### Exercise
Count how many lines below include the string "JSON", and give that number without anything else.

### Input
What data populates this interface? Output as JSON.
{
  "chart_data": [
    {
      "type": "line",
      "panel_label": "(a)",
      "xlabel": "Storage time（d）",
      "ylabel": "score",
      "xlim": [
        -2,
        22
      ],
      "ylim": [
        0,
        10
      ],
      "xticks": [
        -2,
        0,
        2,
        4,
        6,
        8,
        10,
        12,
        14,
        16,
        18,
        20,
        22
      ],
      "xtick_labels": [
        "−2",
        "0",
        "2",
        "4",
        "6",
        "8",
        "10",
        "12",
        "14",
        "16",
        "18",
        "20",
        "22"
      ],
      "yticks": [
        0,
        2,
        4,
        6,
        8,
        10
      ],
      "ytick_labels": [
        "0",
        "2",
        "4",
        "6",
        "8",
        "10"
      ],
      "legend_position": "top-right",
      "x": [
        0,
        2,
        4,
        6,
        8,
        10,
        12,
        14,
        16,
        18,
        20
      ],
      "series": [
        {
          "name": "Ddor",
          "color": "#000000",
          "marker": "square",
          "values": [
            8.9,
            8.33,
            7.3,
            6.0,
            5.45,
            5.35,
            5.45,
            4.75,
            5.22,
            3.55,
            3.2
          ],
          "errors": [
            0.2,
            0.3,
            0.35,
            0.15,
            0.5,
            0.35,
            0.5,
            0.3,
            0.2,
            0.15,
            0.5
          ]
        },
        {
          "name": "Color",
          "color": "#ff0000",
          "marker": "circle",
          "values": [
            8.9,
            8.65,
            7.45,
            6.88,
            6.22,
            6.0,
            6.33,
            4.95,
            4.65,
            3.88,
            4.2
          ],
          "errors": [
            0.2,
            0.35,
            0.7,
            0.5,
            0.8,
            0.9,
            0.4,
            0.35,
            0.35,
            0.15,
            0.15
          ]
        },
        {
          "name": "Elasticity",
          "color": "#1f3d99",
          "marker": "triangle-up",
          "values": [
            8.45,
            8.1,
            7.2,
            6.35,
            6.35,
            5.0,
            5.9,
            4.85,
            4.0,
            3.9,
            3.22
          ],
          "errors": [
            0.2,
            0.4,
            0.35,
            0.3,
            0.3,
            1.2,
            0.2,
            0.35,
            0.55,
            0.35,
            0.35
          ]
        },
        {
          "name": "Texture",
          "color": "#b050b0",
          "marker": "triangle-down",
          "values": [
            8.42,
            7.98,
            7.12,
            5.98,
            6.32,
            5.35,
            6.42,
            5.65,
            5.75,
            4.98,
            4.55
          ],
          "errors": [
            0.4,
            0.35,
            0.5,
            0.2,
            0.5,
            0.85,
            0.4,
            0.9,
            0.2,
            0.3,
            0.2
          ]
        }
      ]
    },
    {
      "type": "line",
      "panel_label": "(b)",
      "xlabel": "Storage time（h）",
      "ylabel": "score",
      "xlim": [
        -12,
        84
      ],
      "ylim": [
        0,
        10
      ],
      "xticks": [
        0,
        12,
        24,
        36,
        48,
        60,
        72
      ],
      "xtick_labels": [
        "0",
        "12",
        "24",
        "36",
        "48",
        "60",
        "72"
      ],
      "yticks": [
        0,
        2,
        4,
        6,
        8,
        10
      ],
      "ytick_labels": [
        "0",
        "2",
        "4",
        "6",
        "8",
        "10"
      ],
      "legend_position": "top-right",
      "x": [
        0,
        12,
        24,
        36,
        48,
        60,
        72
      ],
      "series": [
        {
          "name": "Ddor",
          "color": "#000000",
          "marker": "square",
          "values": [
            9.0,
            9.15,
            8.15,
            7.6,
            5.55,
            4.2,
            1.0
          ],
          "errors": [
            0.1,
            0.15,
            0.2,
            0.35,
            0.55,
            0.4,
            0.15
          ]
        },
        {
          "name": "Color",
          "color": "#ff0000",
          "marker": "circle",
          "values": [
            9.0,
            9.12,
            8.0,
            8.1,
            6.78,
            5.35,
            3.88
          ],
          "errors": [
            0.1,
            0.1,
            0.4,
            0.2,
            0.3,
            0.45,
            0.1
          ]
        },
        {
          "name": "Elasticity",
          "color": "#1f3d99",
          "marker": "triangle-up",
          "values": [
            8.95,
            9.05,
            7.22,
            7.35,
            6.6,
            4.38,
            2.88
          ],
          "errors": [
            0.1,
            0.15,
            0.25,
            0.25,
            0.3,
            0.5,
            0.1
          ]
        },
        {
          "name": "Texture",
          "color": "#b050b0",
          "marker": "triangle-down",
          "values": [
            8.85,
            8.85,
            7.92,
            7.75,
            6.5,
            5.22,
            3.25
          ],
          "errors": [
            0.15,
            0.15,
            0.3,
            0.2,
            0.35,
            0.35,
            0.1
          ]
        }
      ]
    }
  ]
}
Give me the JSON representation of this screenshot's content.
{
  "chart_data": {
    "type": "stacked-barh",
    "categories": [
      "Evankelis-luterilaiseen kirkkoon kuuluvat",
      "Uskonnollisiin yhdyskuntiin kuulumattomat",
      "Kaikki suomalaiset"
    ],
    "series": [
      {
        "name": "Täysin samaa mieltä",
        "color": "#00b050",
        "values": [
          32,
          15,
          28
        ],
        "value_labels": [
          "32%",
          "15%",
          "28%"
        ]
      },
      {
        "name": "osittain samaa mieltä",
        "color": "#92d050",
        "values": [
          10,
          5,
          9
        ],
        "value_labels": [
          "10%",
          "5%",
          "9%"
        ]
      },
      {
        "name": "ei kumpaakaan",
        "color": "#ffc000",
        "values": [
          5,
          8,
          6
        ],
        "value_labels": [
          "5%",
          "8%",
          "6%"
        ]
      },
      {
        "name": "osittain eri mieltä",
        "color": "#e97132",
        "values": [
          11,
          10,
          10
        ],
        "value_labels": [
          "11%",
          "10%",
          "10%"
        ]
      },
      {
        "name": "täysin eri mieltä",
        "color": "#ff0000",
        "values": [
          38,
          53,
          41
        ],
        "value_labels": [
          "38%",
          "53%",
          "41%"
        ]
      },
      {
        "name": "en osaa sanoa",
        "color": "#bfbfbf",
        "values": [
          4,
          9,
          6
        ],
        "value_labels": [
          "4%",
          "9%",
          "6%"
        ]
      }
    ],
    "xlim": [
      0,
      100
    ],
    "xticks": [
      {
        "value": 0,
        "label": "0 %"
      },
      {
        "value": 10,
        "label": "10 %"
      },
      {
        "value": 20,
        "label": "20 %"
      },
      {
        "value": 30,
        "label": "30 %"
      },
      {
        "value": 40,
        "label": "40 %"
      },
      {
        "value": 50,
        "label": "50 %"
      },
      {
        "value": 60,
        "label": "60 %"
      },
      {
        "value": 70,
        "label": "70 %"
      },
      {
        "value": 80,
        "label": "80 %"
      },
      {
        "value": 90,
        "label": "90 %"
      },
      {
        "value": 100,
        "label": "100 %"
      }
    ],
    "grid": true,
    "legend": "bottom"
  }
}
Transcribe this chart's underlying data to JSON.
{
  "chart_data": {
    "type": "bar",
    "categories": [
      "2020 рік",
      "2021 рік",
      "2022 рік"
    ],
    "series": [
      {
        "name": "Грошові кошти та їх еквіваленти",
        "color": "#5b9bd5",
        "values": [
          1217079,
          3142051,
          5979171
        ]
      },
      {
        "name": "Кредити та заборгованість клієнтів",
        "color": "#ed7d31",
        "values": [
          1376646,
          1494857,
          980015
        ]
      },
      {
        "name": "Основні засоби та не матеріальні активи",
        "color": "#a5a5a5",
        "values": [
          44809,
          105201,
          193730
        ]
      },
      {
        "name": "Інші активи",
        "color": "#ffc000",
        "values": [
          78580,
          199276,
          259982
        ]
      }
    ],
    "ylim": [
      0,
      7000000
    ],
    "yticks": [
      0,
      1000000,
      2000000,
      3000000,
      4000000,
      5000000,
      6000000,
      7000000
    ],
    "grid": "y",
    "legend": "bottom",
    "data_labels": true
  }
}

### Answer to the exercise
3